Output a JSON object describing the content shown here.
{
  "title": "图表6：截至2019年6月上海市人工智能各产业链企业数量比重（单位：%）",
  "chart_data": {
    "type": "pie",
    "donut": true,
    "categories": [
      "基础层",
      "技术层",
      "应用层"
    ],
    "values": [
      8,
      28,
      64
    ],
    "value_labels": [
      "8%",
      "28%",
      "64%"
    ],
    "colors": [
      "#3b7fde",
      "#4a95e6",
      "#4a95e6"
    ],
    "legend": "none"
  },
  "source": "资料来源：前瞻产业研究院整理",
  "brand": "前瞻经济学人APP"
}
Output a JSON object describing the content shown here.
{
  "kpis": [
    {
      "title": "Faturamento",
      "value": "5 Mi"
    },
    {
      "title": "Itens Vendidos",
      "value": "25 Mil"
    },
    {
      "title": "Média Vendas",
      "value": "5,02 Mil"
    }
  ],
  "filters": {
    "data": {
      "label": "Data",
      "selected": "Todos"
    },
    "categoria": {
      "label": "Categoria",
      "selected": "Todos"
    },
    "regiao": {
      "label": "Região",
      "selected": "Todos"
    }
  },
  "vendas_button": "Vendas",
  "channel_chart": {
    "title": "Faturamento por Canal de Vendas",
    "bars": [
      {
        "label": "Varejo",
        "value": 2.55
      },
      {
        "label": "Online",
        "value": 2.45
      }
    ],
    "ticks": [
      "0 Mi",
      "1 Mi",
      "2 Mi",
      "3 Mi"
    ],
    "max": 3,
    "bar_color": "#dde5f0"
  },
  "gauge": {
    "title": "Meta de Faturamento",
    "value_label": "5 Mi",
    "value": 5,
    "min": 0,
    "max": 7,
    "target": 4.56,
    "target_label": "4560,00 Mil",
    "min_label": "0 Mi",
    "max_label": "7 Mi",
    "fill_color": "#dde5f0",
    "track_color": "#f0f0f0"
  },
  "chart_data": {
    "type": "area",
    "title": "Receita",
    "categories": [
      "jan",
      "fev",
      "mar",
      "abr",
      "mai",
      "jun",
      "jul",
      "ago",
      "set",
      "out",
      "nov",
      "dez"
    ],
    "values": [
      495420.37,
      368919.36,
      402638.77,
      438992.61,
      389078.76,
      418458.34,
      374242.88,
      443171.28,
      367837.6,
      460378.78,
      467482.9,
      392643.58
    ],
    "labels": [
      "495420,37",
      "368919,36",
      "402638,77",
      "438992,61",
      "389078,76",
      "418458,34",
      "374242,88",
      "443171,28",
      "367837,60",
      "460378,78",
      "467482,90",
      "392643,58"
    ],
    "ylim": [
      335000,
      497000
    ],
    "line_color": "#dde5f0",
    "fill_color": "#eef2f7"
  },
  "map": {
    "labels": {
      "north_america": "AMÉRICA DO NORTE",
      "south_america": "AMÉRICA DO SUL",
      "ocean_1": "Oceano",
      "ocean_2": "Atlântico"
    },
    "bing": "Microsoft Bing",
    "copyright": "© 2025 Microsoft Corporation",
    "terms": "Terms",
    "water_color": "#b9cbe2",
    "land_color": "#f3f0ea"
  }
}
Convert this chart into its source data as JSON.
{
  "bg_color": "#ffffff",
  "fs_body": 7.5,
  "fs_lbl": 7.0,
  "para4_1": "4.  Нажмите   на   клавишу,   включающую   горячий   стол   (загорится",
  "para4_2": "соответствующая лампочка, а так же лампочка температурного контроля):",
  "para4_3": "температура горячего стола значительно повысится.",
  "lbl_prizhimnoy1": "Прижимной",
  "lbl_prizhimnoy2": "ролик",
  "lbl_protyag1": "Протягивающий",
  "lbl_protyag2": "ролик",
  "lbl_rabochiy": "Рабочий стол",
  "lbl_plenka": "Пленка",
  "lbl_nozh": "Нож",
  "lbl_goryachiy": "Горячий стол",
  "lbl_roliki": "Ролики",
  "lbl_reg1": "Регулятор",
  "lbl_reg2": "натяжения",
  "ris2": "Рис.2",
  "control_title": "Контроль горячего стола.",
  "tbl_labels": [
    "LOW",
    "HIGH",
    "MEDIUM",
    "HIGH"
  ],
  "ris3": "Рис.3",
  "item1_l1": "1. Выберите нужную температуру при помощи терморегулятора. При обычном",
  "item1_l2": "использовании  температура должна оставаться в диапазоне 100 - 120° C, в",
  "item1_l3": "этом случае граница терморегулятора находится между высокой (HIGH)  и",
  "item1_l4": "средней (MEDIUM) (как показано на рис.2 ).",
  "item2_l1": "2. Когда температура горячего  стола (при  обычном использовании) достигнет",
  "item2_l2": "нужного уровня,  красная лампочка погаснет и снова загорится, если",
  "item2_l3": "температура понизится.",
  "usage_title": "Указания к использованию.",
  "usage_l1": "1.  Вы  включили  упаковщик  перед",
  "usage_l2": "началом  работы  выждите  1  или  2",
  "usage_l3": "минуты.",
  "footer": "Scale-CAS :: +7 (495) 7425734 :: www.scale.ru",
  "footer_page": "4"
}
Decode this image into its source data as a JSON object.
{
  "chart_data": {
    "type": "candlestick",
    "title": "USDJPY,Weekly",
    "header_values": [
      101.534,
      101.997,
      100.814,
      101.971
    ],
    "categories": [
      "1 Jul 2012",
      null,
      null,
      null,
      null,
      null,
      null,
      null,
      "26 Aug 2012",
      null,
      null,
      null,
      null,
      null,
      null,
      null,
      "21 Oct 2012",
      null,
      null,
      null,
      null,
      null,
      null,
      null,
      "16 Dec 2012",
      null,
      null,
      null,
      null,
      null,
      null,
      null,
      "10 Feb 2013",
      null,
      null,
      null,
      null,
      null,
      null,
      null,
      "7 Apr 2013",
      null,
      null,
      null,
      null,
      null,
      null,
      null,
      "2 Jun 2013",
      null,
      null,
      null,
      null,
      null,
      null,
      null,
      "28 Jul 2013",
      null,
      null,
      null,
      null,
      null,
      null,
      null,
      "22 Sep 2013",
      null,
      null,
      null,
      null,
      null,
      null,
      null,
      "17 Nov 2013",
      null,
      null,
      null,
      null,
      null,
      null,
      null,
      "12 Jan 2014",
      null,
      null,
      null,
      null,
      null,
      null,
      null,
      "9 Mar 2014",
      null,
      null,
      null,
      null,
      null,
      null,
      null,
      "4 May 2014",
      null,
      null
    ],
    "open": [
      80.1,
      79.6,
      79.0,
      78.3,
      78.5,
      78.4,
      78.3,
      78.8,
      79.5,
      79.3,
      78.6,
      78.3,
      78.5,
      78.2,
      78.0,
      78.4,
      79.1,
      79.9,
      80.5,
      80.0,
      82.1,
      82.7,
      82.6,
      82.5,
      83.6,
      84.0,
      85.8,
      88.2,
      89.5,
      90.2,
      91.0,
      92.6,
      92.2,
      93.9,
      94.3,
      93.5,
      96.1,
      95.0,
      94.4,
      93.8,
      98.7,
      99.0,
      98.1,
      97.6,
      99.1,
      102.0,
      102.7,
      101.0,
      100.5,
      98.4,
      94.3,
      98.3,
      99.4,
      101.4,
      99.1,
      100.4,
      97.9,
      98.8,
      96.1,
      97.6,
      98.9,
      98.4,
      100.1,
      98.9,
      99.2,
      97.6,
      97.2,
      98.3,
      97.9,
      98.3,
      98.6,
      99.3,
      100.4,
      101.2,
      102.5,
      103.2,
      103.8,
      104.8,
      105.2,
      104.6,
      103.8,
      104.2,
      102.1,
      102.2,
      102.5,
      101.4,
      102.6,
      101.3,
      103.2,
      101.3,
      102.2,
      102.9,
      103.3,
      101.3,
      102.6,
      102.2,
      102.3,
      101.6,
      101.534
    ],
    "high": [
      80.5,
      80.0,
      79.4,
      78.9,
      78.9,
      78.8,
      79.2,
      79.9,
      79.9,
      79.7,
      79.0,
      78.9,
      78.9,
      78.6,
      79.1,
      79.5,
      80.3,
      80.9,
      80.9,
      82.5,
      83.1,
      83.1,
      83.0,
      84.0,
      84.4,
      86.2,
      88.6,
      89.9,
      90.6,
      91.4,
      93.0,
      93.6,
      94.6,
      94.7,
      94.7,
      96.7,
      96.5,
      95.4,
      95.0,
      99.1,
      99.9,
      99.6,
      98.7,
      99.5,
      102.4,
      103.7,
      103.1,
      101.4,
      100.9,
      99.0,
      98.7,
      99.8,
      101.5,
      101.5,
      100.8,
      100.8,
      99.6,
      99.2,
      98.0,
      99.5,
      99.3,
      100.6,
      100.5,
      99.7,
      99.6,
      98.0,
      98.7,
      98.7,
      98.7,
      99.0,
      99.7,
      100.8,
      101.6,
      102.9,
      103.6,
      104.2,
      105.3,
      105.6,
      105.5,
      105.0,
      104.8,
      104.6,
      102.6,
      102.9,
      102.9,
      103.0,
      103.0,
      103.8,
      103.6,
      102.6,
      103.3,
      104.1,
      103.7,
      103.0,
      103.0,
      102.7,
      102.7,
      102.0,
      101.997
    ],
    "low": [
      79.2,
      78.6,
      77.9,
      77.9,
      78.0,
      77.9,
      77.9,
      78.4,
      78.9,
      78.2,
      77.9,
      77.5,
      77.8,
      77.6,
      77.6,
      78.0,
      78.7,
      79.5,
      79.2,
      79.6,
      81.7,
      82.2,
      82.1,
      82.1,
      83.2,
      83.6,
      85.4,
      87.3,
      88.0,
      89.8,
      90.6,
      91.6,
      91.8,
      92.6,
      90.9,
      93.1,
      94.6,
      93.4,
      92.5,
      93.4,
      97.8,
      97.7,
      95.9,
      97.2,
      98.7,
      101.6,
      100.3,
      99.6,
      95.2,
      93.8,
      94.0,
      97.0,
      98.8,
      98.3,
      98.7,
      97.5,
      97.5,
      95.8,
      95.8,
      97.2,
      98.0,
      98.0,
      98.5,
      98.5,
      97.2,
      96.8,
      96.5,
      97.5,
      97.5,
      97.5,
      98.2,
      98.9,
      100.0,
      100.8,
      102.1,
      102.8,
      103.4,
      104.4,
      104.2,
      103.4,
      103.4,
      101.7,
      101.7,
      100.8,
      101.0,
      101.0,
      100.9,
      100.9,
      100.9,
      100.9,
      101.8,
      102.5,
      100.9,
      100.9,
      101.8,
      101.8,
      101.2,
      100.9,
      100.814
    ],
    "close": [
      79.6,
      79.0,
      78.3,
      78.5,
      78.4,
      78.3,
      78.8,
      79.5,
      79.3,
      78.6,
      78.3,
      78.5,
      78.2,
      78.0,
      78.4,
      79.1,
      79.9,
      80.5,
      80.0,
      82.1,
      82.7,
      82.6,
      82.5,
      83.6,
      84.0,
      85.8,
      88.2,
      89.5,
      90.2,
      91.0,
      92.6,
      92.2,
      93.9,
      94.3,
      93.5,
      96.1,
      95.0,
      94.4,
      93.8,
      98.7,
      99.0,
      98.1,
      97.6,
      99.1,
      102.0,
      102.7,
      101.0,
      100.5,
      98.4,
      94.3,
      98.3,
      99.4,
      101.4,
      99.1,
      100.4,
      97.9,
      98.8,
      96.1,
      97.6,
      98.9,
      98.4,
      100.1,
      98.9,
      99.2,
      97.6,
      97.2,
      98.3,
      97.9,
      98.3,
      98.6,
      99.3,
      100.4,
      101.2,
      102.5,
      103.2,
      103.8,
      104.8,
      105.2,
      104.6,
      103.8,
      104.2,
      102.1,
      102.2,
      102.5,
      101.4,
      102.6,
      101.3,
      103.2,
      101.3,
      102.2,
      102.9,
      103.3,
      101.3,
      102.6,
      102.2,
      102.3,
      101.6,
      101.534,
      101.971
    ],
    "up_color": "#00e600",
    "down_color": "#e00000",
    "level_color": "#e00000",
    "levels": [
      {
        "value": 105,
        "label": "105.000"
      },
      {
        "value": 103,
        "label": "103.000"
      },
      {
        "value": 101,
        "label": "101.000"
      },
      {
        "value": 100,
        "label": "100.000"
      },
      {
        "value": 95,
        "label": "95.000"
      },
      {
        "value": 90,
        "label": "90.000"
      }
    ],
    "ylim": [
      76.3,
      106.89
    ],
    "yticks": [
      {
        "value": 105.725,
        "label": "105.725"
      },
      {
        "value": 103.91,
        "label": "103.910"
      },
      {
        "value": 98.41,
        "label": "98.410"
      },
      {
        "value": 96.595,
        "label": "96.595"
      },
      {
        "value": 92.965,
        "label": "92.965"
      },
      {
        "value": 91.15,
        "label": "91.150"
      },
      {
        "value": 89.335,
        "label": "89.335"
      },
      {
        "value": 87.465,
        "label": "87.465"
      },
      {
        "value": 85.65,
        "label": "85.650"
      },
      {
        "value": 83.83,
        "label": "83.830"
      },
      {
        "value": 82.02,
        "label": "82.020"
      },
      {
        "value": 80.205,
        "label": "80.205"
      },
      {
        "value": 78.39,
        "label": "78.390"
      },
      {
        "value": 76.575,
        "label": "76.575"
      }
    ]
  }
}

**Required task**.
Where a line holds "into", copy that line.

**Output of the task**.
Convert this chart into its source data as JSON.
Decode this image into its source data as a JSON object.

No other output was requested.